▶ [Problem statement]
Extract the full set of records, then give each one again exactly.

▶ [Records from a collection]

◆ ◆ ◆

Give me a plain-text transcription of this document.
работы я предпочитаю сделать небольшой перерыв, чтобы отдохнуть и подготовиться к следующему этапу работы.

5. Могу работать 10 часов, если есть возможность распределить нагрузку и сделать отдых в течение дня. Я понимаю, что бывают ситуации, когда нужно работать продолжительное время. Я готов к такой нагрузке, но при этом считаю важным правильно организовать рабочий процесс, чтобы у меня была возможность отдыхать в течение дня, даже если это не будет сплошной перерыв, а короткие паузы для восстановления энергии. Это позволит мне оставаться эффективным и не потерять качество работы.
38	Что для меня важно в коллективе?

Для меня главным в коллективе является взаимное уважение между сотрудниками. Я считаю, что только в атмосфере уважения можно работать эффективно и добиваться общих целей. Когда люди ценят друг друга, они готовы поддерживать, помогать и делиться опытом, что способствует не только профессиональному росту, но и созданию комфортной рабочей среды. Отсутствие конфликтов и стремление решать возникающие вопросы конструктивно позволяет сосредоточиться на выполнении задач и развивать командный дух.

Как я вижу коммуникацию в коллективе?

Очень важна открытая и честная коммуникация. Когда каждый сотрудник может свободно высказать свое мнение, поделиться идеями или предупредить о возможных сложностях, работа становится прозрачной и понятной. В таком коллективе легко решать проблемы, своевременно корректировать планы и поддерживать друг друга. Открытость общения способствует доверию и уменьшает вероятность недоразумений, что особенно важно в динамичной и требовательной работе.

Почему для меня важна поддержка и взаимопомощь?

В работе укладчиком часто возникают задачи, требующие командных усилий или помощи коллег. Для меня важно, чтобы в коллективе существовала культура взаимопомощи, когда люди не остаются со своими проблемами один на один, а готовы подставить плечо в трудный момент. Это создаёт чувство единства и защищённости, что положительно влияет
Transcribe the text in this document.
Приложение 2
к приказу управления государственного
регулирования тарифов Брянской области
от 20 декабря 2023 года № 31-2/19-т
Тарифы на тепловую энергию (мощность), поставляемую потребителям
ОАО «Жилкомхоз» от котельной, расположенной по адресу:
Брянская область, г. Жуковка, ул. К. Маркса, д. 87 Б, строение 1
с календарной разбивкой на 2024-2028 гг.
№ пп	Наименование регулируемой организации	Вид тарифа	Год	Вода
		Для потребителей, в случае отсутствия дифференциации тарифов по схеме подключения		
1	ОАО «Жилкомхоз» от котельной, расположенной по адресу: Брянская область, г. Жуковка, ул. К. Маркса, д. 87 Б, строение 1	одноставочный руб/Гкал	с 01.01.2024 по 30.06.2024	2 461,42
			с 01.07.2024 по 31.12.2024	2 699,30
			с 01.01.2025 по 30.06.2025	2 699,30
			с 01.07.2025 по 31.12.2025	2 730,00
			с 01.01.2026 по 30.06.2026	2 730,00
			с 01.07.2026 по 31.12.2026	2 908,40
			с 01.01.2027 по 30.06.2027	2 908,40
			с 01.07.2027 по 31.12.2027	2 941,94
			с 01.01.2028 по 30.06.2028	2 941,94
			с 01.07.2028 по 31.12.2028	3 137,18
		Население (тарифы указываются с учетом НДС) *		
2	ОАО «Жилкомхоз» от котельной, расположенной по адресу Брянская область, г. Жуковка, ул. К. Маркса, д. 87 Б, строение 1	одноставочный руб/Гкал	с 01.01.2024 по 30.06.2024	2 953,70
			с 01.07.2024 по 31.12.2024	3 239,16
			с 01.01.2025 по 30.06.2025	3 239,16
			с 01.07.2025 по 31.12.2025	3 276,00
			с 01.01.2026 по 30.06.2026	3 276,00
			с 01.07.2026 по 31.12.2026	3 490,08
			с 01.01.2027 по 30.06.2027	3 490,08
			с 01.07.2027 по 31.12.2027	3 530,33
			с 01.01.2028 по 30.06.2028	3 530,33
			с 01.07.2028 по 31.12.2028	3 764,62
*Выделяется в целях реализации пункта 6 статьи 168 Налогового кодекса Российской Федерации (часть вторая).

◆ ◆ ◆

▶ [Full answer]
Give me a plain-text transcription of this document.
работы я предпочитаю сделать небольшой перерыв, чтобы отдохнуть и подготовиться к следующему этапу работы.

5. Могу работать 10 часов, если есть возможность распределить нагрузку и сделать отдых в течение дня. Я понимаю, что бывают ситуации, когда нужно работать продолжительное время. Я готов к такой нагрузке, но при этом считаю важным правильно организовать рабочий процесс, чтобы у меня была возможность отдыхать в течение дня, даже если это не будет сплошной перерыв, а короткие паузы для восстановления энергии. Это позволит мне оставаться эффективным и не потерять качество работы.
38	Что для меня важно в коллективе?

Для меня главным в коллективе является взаимное уважение между сотрудниками. Я считаю, что только в атмосфере уважения можно работать эффективно и добиваться общих целей. Когда люди ценят друг друга, они готовы поддерживать, помогать и делиться опытом, что способствует не только профессиональному росту, но и созданию комфортной рабочей среды. Отсутствие конфликтов и стремление решать возникающие вопросы конструктивно позволяет сосредоточиться на выполнении задач и развивать командный дух.

Как я вижу коммуникацию в коллективе?

Очень важна открытая и честная коммуникация. Когда каждый сотрудник может свободно высказать свое мнение, поделиться идеями или предупредить о возможных сложностях, работа становится прозрачной и понятной. В таком коллективе легко решать проблемы, своевременно корректировать планы и поддерживать друг друга. Открытость общения способствует доверию и уменьшает вероятность недоразумений, что особенно важно в динамичной и требовательной работе.

Почему для меня важна поддержка и взаимопомощь?

В работе укладчиком часто возникают задачи, требующие командных усилий или помощи коллег. Для меня важно, чтобы в коллективе существовала культура взаимопомощи, когда люди не остаются со своими проблемами один на один, а готовы подставить плечо в трудный момент. Это создаёт чувство единства и защищённости, что положительно влияет
Transcribe the text in this document.
Приложение 2
к приказу управления государственного
регулирования тарифов Брянской области
от 20 декабря 2023 года № 31-2/19-т
Тарифы на тепловую энергию (мощность), поставляемую потребителям
ОАО «Жилкомхоз» от котельной, расположенной по адресу:
Брянская область, г. Жуковка, ул. К. Маркса, д. 87 Б, строение 1
с календарной разбивкой на 2024-2028 гг.
№ пп	Наименование регулируемой организации	Вид тарифа	Год	Вода
		Для потребителей, в случае отсутствия дифференциации тарифов по схеме подключения		
1	ОАО «Жилкомхоз» от котельной, расположенной по адресу: Брянская область, г. Жуковка, ул. К. Маркса, д. 87 Б, строение 1	одноставочный руб/Гкал	с 01.01.2024 по 30.06.2024	2 461,42
			с 01.07.2024 по 31.12.2024	2 699,30
			с 01.01.2025 по 30.06.2025	2 699,30
			с 01.07.2025 по 31.12.2025	2 730,00
			с 01.01.2026 по 30.06.2026	2 730,00
			с 01.07.2026 по 31.12.2026	2 908,40
			с 01.01.2027 по 30.06.2027	2 908,40
			с 01.07.2027 по 31.12.2027	2 941,94
			с 01.01.2028 по 30.06.2028	2 941,94
			с 01.07.2028 по 31.12.2028	3 137,18
		Население (тарифы указываются с учетом НДС) *		
2	ОАО «Жилкомхоз» от котельной, расположенной по адресу Брянская область, г. Жуковка, ул. К. Маркса, д. 87 Б, строение 1	одноставочный руб/Гкал	с 01.01.2024 по 30.06.2024	2 953,70
			с 01.07.2024 по 31.12.2024	3 239,16
			с 01.01.2025 по 30.06.2025	3 239,16
			с 01.07.2025 по 31.12.2025	3 276,00
			с 01.01.2026 по 30.06.2026	3 276,00
			с 01.07.2026 по 31.12.2026	3 490,08
			с 01.01.2027 по 30.06.2027	3 490,08
			с 01.07.2027 по 31.12.2027	3 530,33
			с 01.01.2028 по 30.06.2028	3 530,33
			с 01.07.2028 по 31.12.2028	3 764,62
*Выделяется в целях реализации пункта 6 статьи 168 Налогового кодекса Российской Федерации (часть вторая).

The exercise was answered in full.